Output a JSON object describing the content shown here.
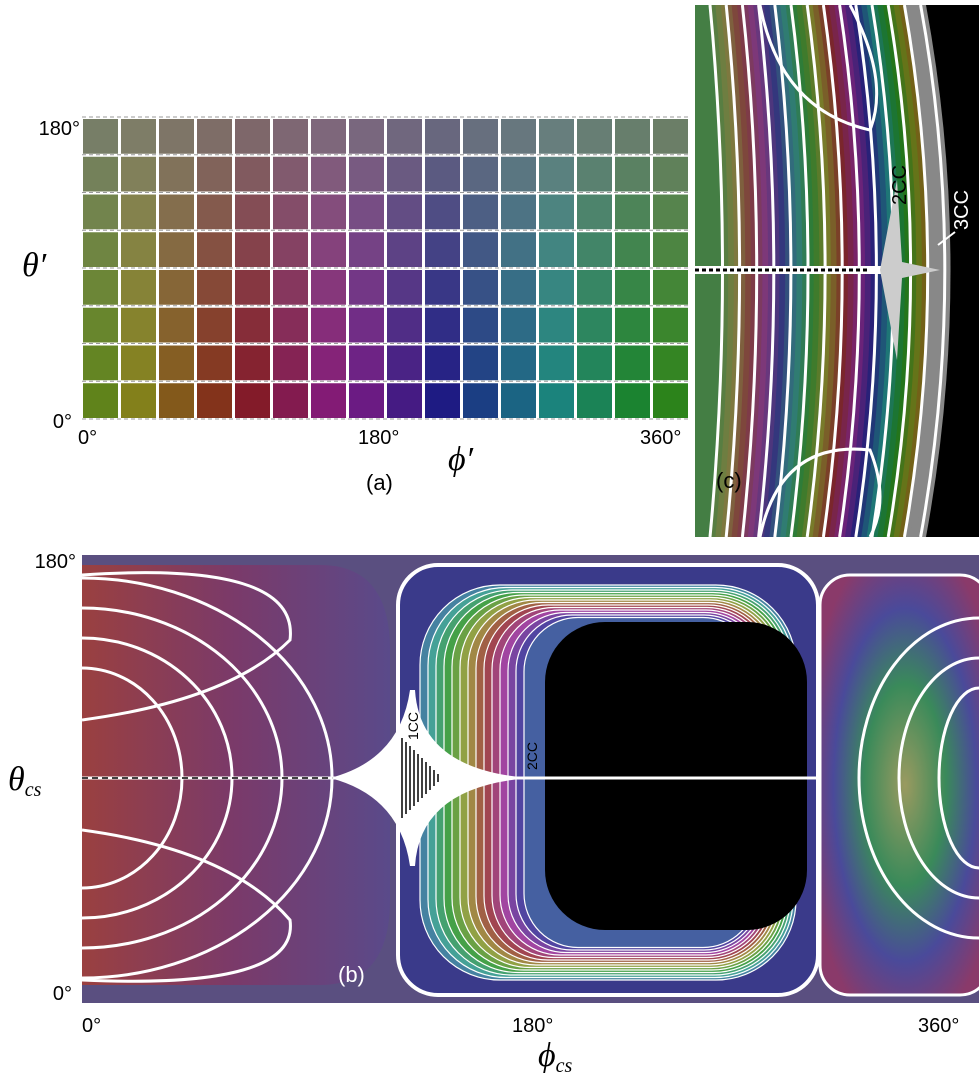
{
  "panel_a": {
    "theta_ticks": [
      "180°",
      "0°"
    ],
    "phi_ticks": [
      "0°",
      "180°",
      "360°"
    ],
    "y_label": "θ′",
    "x_label": "ϕ′",
    "caption": "(a)"
  },
  "panel_c": {
    "caption": "(c)",
    "labels": [
      "2CC",
      "3CC"
    ]
  },
  "panel_b": {
    "theta_ticks": [
      "180°",
      "0°"
    ],
    "phi_ticks": [
      "0°",
      "180°",
      "360°"
    ],
    "y_label": {
      "symbol": "θ",
      "subscript": "cs"
    },
    "x_label": {
      "symbol": "ϕ",
      "subscript": "cs"
    },
    "caption": "(b)",
    "labels": [
      "1CC",
      "2CC"
    ]
  }
}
● ● ● ● ●
▶ **SET TASK**
Leave the pictures out and reproduce all of the records exactly.

▶ **FINAL RESULT**
Output a JSON object describing the content shown here.
{
  "panel_a": {
    "theta_ticks": [
      "180°",
      "0°"
    ],
    "phi_ticks": [
      "0°",
      "180°",
      "360°"
    ],
    "y_label": "θ′",
    "x_label": "ϕ′",
    "caption": "(a)"
  },
  "panel_c": {
    "caption": "(c)",
    "labels": [
      "2CC",
      "3CC"
    ]
  },
  "panel_b": {
    "theta_ticks": [
      "180°",
      "0°"
    ],
    "phi_ticks": [
      "0°",
      "180°",
      "360°"
    ],
    "y_label": {
      "symbol": "θ",
      "subscript": "cs"
    },
    "x_label": {
      "symbol": "ϕ",
      "subscript": "cs"
    },
    "caption": "(b)",
    "labels": [
      "1CC",
      "2CC"
    ]
  }
}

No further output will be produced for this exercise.